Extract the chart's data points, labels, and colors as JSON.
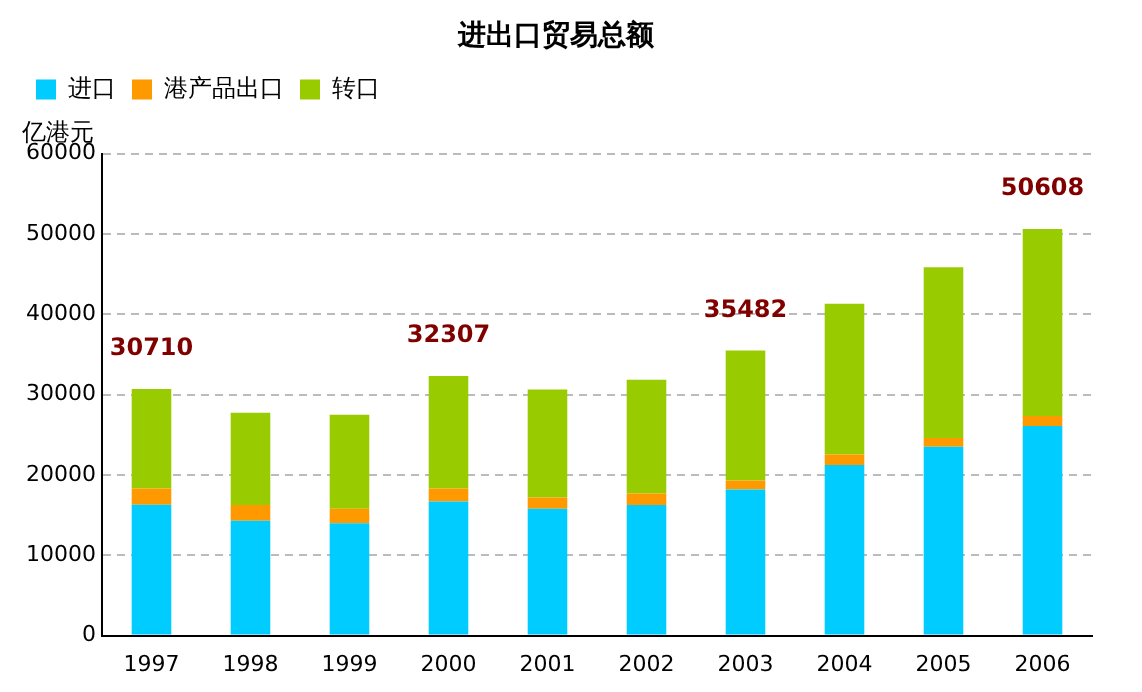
{
  "chart_data": {
    "type": "bar",
    "title": "进出口贸易总额",
    "ylabel": "亿港元",
    "categories": [
      "1997",
      "1998",
      "1999",
      "2000",
      "2001",
      "2002",
      "2003",
      "2004",
      "2005",
      "2006"
    ],
    "series": [
      {
        "name": "进口",
        "color": "#00ccff",
        "values": [
          16300,
          14300,
          14000,
          16700,
          15800,
          16250,
          18200,
          21250,
          23500,
          26100
        ]
      },
      {
        "name": "港产品出口",
        "color": "#ff9900",
        "values": [
          2000,
          1950,
          1800,
          1600,
          1400,
          1450,
          1100,
          1300,
          1100,
          1250
        ]
      },
      {
        "name": "转口",
        "color": "#99cc00",
        "values": [
          12410,
          11500,
          11700,
          14007,
          13450,
          14150,
          16182,
          18750,
          21250,
          23258
        ]
      }
    ],
    "stacked": true,
    "totals": [
      "30710",
      null,
      null,
      "32307",
      null,
      null,
      "35482",
      null,
      null,
      "50608"
    ],
    "ylim": [
      0,
      60000
    ],
    "yticks": [
      0,
      10000,
      20000,
      30000,
      40000,
      50000,
      60000
    ],
    "grid": "y",
    "legend": "top left"
  }
}
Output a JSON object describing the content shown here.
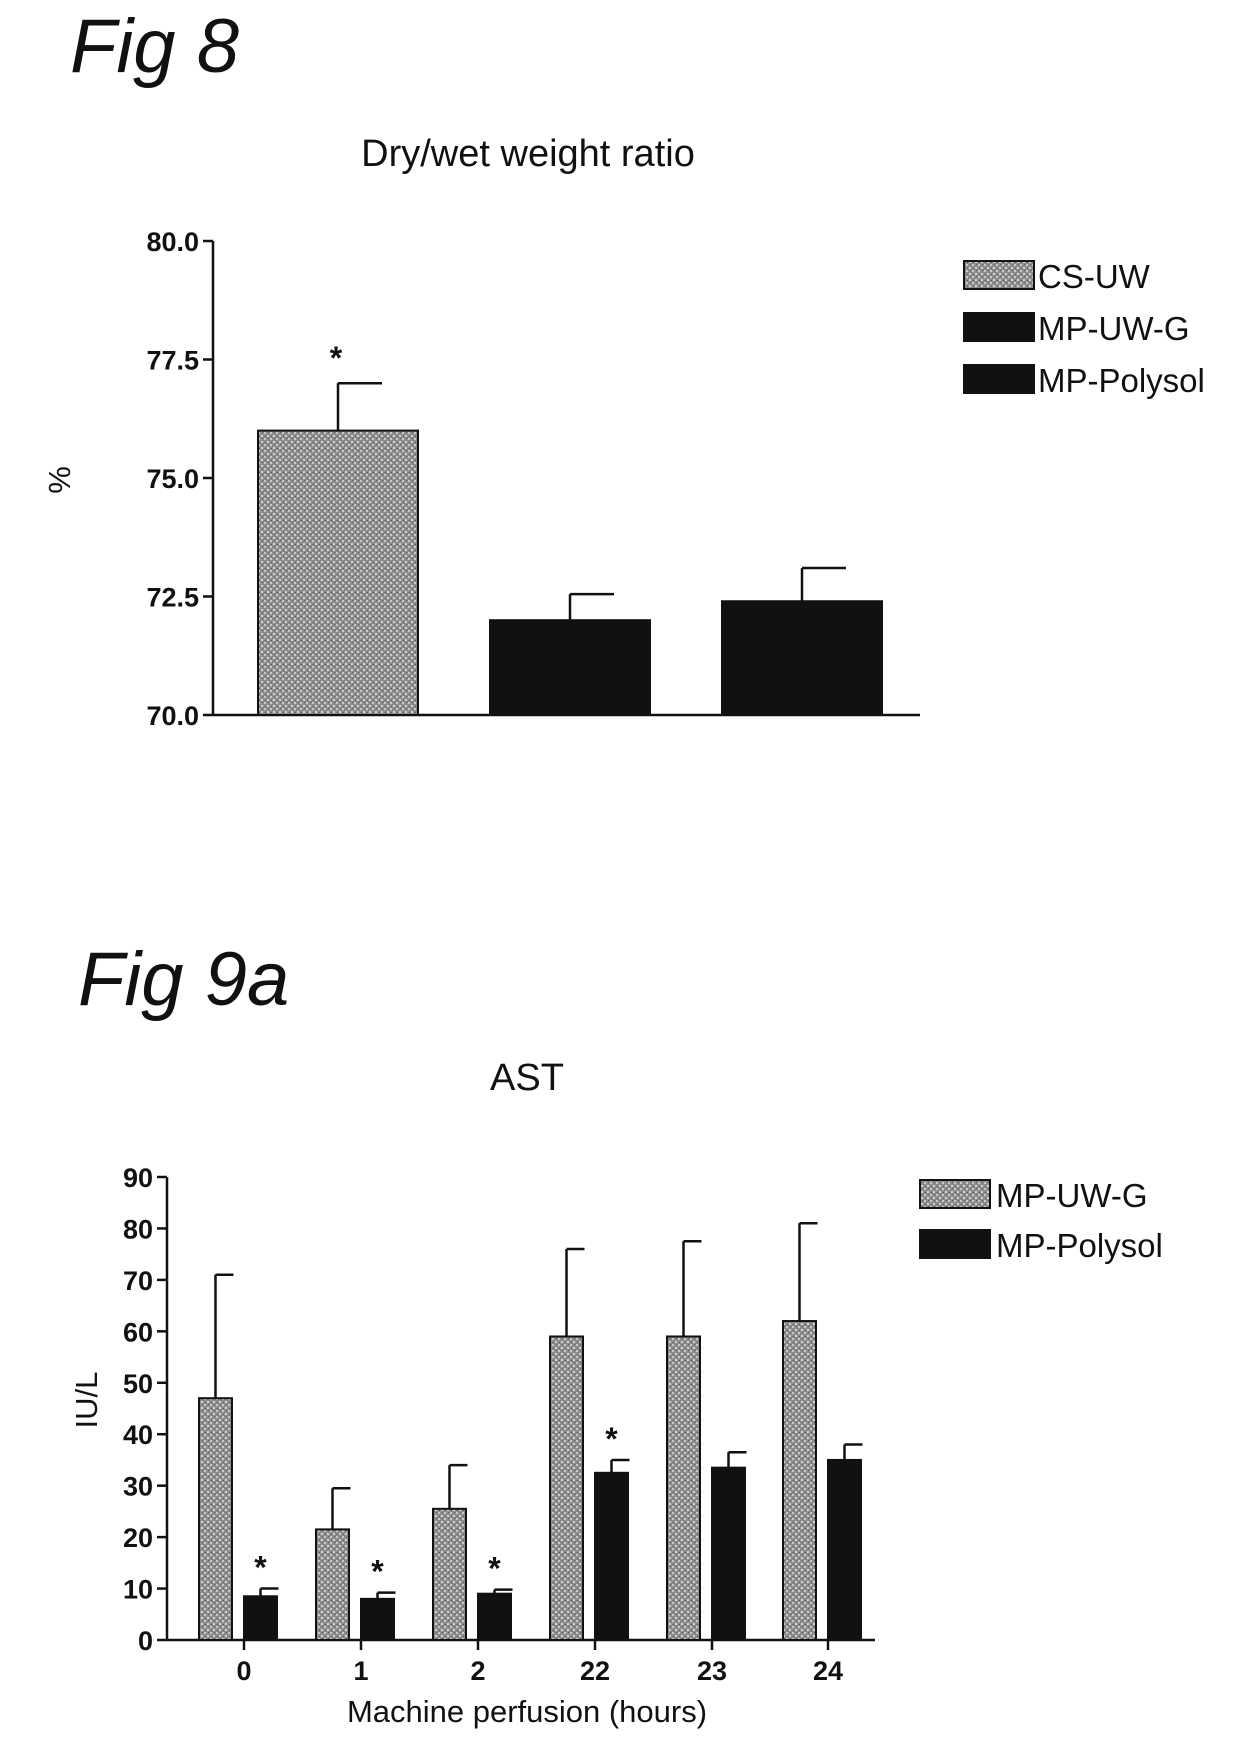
{
  "figures": [
    {
      "label": "Fig 8"
    },
    {
      "label": "Fig 9a"
    }
  ],
  "colors": {
    "grey_pattern": "#9a9a9a",
    "dark_bar": "#111111"
  },
  "chart_data": [
    {
      "type": "bar",
      "title": "Dry/wet weight ratio",
      "xlabel": "",
      "ylabel": "%",
      "ylim": [
        70.0,
        80.0
      ],
      "yticks": [
        "70.0",
        "72.5",
        "75.0",
        "77.5",
        "80.0"
      ],
      "grid": false,
      "legend_position": "top-right",
      "categories": [
        "CS-UW",
        "MP-UW-G",
        "MP-Polysol"
      ],
      "series": [
        {
          "name": "CS-UW",
          "values": [
            76.0,
            null,
            null
          ],
          "errors": [
            1.0,
            null,
            null
          ],
          "color": "#9a9a9a",
          "significant": [
            true,
            false,
            false
          ]
        },
        {
          "name": "MP-UW-G",
          "values": [
            null,
            72.0,
            null
          ],
          "errors": [
            null,
            0.55,
            null
          ],
          "color": "#111111",
          "significant": [
            false,
            false,
            false
          ]
        },
        {
          "name": "MP-Polysol",
          "values": [
            null,
            null,
            72.4
          ],
          "errors": [
            null,
            null,
            0.7
          ],
          "color": "#111111",
          "significant": [
            false,
            false,
            false
          ]
        }
      ],
      "annotation": "*"
    },
    {
      "type": "bar",
      "title": "AST",
      "xlabel": "Machine perfusion (hours)",
      "ylabel": "IU/L",
      "ylim": [
        0,
        90
      ],
      "yticks": [
        "0",
        "10",
        "20",
        "30",
        "40",
        "50",
        "60",
        "70",
        "80",
        "90"
      ],
      "grid": false,
      "legend_position": "top-right",
      "categories": [
        "0",
        "1",
        "2",
        "22",
        "23",
        "24"
      ],
      "series": [
        {
          "name": "MP-UW-G",
          "values": [
            47,
            21.5,
            25.5,
            59,
            59,
            62
          ],
          "errors": [
            24,
            8,
            8.5,
            17,
            18.5,
            19
          ],
          "color": "#9a9a9a",
          "significant": [
            false,
            false,
            false,
            false,
            false,
            false
          ]
        },
        {
          "name": "MP-Polysol",
          "values": [
            8.5,
            8,
            9,
            32.5,
            33.5,
            35
          ],
          "errors": [
            1.5,
            1.2,
            0.8,
            2.5,
            3,
            3
          ],
          "color": "#111111",
          "significant": [
            true,
            true,
            true,
            true,
            false,
            false
          ]
        }
      ],
      "annotation": "*"
    }
  ]
}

_Exercise aim_:
Retype each record exactly as it stands, but do not include the pictures.

_Correct answer_:
Extract the chart's data points, labels, and colors as JSON.
{
  "chart_data": {
    "type": "bar",
    "title": "进出口贸易总额",
    "ylabel": "亿港元",
    "categories": [
      "1997",
      "1998",
      "1999",
      "2000",
      "2001",
      "2002",
      "2003",
      "2004",
      "2005",
      "2006"
    ],
    "series": [
      {
        "name": "进口",
        "color": "#00ccff",
        "values": [
          16300,
          14300,
          14000,
          16700,
          15800,
          16250,
          18200,
          21250,
          23500,
          26100
        ]
      },
      {
        "name": "港产品出口",
        "color": "#ff9900",
        "values": [
          2000,
          1950,
          1800,
          1600,
          1400,
          1450,
          1100,
          1300,
          1100,
          1250
        ]
      },
      {
        "name": "转口",
        "color": "#99cc00",
        "values": [
          12410,
          11500,
          11700,
          14007,
          13450,
          14150,
          16182,
          18750,
          21250,
          23258
        ]
      }
    ],
    "stacked": true,
    "totals": [
      "30710",
      null,
      null,
      "32307",
      null,
      null,
      "35482",
      null,
      null,
      "50608"
    ],
    "ylim": [
      0,
      60000
    ],
    "yticks": [
      0,
      10000,
      20000,
      30000,
      40000,
      50000,
      60000
    ],
    "grid": "y",
    "legend": "top left"
  }
}
Output a JSON object describing the content shown here.
{
  "figures": [
    {
      "label": "Fig 8"
    },
    {
      "label": "Fig 9a"
    }
  ],
  "colors": {
    "grey_pattern": "#9a9a9a",
    "dark_bar": "#111111"
  },
  "chart_data": [
    {
      "type": "bar",
      "title": "Dry/wet weight ratio",
      "xlabel": "",
      "ylabel": "%",
      "ylim": [
        70.0,
        80.0
      ],
      "yticks": [
        "70.0",
        "72.5",
        "75.0",
        "77.5",
        "80.0"
      ],
      "grid": false,
      "legend_position": "top-right",
      "categories": [
        "CS-UW",
        "MP-UW-G",
        "MP-Polysol"
      ],
      "series": [
        {
          "name": "CS-UW",
          "values": [
            76.0,
            null,
            null
          ],
          "errors": [
            1.0,
            null,
            null
          ],
          "color": "#9a9a9a",
          "significant": [
            true,
            false,
            false
          ]
        },
        {
          "name": "MP-UW-G",
          "values": [
            null,
            72.0,
            null
          ],
          "errors": [
            null,
            0.55,
            null
          ],
          "color": "#111111",
          "significant": [
            false,
            false,
            false
          ]
        },
        {
          "name": "MP-Polysol",
          "values": [
            null,
            null,
            72.4
          ],
          "errors": [
            null,
            null,
            0.7
          ],
          "color": "#111111",
          "significant": [
            false,
            false,
            false
          ]
        }
      ],
      "annotation": "*"
    },
    {
      "type": "bar",
      "title": "AST",
      "xlabel": "Machine perfusion (hours)",
      "ylabel": "IU/L",
      "ylim": [
        0,
        90
      ],
      "yticks": [
        "0",
        "10",
        "20",
        "30",
        "40",
        "50",
        "60",
        "70",
        "80",
        "90"
      ],
      "grid": false,
      "legend_position": "top-right",
      "categories": [
        "0",
        "1",
        "2",
        "22",
        "23",
        "24"
      ],
      "series": [
        {
          "name": "MP-UW-G",
          "values": [
            47,
            21.5,
            25.5,
            59,
            59,
            62
          ],
          "errors": [
            24,
            8,
            8.5,
            17,
            18.5,
            19
          ],
          "color": "#9a9a9a",
          "significant": [
            false,
            false,
            false,
            false,
            false,
            false
          ]
        },
        {
          "name": "MP-Polysol",
          "values": [
            8.5,
            8,
            9,
            32.5,
            33.5,
            35
          ],
          "errors": [
            1.5,
            1.2,
            0.8,
            2.5,
            3,
            3
          ],
          "color": "#111111",
          "significant": [
            true,
            true,
            true,
            true,
            false,
            false
          ]
        }
      ],
      "annotation": "*"
    }
  ]
}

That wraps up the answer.